### Job
Search the data for the string "ffffff" and extract every line where it appears.

Records that describe figures
— Begin —

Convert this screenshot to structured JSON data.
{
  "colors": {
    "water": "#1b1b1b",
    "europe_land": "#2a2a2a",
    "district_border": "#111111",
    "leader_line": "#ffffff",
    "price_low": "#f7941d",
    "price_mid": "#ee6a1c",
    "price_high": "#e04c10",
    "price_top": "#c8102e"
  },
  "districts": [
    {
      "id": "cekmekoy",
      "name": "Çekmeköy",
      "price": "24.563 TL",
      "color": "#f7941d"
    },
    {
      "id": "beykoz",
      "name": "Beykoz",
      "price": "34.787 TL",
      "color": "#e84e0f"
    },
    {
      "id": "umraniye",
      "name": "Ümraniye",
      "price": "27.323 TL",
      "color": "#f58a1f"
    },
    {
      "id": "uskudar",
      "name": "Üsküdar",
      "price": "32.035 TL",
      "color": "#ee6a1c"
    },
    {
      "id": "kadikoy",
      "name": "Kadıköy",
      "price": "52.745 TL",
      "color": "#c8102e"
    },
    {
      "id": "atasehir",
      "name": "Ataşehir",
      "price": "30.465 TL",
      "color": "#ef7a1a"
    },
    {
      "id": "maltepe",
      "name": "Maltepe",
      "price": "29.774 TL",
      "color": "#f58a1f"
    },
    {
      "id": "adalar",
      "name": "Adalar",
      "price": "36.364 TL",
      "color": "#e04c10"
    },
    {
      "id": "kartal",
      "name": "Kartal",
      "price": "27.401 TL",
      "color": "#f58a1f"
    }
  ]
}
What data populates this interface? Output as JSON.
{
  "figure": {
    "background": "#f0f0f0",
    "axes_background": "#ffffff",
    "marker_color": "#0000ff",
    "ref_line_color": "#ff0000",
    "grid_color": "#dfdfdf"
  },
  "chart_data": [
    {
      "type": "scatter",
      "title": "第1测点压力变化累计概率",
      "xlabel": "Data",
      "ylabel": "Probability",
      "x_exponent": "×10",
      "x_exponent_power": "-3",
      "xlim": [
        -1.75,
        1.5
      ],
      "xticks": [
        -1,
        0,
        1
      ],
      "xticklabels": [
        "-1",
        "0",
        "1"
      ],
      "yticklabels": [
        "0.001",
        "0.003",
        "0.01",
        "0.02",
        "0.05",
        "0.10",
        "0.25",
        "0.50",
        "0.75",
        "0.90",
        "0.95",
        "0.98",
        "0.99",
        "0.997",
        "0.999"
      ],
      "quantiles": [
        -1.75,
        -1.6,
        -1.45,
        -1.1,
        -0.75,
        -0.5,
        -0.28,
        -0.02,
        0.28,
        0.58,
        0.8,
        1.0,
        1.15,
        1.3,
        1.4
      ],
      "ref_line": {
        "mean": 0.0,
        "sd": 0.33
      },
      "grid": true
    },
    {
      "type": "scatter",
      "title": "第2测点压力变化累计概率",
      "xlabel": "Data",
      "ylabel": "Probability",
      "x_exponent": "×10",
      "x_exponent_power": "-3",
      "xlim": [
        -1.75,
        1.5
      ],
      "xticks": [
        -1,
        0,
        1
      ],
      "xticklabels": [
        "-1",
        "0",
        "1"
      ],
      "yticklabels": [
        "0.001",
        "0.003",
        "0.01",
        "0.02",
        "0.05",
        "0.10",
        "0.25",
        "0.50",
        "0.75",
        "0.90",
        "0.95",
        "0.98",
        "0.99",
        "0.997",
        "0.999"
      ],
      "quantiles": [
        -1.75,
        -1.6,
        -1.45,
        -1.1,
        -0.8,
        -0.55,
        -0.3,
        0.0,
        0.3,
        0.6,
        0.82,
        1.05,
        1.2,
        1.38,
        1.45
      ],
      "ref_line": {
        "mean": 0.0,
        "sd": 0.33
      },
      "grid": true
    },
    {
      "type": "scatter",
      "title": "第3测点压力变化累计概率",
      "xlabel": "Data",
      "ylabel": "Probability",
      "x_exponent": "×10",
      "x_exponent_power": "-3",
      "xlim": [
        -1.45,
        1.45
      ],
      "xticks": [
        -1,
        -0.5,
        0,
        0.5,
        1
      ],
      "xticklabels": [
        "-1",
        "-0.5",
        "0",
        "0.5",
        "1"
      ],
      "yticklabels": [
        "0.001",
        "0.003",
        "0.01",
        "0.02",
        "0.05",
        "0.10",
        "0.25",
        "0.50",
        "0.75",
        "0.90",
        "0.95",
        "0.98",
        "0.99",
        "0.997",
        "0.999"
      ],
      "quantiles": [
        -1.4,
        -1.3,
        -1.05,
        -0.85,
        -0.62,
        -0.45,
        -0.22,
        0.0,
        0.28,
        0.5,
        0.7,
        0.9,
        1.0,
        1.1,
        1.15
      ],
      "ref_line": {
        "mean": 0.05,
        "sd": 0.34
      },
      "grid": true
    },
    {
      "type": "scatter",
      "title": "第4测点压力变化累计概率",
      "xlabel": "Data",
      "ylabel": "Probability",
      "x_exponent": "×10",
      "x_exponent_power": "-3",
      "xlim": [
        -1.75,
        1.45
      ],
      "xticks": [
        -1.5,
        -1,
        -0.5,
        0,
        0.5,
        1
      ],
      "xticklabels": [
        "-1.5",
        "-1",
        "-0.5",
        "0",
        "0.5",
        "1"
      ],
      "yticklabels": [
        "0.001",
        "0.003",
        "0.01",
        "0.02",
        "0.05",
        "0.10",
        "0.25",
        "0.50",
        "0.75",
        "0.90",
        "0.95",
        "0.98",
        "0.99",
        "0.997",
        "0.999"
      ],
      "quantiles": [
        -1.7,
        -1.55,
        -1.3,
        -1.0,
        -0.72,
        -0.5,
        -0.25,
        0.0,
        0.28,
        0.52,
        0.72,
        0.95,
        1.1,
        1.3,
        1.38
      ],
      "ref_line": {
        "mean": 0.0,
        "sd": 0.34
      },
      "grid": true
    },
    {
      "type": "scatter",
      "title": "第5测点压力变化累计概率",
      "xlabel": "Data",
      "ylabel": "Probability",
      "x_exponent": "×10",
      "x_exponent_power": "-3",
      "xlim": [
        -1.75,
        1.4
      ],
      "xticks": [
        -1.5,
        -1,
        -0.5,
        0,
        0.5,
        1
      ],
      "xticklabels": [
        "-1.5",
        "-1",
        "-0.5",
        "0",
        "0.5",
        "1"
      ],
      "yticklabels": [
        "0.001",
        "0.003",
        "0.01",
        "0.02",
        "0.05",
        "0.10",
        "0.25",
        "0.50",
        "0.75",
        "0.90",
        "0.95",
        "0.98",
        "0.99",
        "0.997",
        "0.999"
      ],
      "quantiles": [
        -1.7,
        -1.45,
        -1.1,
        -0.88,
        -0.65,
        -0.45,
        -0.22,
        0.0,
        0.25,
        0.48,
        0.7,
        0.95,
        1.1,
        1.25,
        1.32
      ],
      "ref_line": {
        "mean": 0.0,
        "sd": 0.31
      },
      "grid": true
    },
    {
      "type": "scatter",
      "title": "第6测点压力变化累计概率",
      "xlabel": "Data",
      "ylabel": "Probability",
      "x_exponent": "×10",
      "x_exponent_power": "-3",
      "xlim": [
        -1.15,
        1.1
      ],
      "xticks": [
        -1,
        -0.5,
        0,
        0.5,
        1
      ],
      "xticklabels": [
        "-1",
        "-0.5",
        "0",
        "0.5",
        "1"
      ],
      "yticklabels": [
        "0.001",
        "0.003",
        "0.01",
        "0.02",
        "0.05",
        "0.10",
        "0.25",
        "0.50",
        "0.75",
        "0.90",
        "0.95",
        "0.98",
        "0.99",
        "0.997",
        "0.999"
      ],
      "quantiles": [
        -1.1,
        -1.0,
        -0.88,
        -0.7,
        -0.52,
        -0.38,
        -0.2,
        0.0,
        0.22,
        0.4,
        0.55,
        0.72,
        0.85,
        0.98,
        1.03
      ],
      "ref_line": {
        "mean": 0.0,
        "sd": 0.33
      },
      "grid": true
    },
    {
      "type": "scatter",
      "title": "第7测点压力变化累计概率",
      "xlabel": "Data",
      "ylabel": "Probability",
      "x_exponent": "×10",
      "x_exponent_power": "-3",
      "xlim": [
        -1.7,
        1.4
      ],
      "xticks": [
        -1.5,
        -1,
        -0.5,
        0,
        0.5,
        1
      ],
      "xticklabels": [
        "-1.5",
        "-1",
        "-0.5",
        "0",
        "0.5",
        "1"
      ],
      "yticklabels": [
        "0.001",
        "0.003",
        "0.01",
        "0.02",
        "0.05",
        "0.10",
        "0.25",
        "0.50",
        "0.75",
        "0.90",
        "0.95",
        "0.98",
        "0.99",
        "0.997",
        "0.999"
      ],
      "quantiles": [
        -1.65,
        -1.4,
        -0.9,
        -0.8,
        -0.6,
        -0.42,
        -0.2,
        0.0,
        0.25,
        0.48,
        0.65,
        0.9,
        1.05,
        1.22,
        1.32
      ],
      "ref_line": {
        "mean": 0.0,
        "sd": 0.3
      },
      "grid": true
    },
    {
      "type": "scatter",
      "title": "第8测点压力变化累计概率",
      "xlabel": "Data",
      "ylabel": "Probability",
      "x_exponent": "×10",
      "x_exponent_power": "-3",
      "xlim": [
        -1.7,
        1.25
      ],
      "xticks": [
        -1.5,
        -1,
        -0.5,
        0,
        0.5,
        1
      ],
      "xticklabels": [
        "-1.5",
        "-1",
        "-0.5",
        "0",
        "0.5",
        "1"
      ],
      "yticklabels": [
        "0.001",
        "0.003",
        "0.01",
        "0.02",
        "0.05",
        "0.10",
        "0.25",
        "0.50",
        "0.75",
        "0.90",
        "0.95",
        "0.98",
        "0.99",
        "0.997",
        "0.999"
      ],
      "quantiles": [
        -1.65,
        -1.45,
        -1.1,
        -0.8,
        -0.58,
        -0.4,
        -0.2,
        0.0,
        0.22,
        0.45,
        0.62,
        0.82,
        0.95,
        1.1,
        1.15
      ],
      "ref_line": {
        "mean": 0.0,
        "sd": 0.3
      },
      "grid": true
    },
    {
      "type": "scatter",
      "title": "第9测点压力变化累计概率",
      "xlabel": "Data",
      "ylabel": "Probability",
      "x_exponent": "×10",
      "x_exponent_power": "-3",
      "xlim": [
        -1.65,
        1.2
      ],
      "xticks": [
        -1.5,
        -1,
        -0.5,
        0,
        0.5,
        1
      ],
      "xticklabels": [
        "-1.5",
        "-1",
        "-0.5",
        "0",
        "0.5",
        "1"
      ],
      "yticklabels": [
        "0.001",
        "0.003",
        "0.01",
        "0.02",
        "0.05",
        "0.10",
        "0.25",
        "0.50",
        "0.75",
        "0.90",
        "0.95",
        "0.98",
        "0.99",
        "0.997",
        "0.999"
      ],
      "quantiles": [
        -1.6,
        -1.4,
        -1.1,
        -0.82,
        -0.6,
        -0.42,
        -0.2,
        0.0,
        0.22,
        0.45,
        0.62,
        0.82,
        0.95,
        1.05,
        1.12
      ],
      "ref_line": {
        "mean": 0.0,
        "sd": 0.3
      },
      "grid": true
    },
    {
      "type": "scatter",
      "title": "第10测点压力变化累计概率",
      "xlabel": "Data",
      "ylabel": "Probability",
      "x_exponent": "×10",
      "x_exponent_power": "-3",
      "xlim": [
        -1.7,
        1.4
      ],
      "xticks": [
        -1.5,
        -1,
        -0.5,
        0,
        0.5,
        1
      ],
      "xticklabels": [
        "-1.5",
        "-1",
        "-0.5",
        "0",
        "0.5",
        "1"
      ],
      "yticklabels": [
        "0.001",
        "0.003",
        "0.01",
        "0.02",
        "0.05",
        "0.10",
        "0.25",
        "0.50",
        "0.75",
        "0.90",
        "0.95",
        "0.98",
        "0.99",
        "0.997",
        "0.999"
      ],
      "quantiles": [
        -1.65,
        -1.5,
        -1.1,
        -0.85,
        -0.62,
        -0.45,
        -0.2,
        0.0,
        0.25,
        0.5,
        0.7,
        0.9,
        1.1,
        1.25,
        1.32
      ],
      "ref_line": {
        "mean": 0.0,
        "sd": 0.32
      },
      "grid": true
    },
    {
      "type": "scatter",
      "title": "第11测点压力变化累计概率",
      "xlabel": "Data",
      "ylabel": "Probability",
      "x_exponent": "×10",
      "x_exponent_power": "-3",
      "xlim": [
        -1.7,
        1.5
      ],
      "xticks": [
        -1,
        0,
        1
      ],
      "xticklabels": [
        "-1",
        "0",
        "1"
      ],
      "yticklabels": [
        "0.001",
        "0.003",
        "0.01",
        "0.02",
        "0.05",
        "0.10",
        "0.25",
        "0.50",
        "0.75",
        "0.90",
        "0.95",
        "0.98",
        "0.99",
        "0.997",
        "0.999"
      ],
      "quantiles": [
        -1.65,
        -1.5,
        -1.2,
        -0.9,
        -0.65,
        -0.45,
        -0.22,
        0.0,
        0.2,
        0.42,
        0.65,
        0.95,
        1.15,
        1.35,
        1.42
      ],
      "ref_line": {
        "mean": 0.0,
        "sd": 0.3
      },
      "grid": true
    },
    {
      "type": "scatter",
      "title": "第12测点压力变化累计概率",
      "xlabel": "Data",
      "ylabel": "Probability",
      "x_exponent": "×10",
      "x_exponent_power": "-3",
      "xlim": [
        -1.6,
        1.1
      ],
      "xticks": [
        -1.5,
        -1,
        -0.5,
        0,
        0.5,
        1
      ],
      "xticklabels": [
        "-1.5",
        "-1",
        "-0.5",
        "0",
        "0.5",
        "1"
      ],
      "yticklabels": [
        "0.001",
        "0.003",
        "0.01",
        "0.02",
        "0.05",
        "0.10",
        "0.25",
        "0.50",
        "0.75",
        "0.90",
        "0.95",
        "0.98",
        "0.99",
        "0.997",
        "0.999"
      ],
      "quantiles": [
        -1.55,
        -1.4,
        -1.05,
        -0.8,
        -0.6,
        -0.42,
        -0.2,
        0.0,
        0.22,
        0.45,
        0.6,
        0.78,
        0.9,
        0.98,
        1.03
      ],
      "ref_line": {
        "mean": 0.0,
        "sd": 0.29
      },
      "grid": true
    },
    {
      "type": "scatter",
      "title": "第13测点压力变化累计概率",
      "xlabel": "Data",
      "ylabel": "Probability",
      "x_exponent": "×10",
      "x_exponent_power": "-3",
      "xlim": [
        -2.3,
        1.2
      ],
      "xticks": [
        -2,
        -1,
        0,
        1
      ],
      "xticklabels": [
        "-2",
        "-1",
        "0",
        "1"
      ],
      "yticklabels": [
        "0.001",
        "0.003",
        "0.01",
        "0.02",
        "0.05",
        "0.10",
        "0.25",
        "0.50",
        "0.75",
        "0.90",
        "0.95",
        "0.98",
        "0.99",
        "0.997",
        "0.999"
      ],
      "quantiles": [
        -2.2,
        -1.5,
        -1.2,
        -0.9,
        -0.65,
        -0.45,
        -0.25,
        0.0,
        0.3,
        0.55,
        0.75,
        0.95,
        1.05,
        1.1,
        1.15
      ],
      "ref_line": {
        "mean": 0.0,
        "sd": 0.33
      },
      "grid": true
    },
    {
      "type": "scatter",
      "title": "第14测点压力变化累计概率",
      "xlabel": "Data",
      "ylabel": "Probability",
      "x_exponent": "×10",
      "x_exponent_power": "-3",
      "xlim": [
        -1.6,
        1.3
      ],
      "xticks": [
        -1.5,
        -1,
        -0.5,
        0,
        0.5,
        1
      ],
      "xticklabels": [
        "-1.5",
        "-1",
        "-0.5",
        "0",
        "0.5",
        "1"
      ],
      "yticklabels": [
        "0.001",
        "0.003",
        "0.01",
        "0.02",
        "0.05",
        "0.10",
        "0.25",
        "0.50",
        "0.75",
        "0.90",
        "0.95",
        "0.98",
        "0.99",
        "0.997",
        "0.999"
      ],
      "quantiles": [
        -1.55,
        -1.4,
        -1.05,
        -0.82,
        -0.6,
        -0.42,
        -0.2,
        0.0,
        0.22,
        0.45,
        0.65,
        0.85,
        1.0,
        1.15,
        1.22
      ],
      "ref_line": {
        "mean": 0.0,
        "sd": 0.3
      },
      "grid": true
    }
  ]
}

— End —

### Solution
    "leader_line": "#ffffff",
    "axes_background": "#ffffff",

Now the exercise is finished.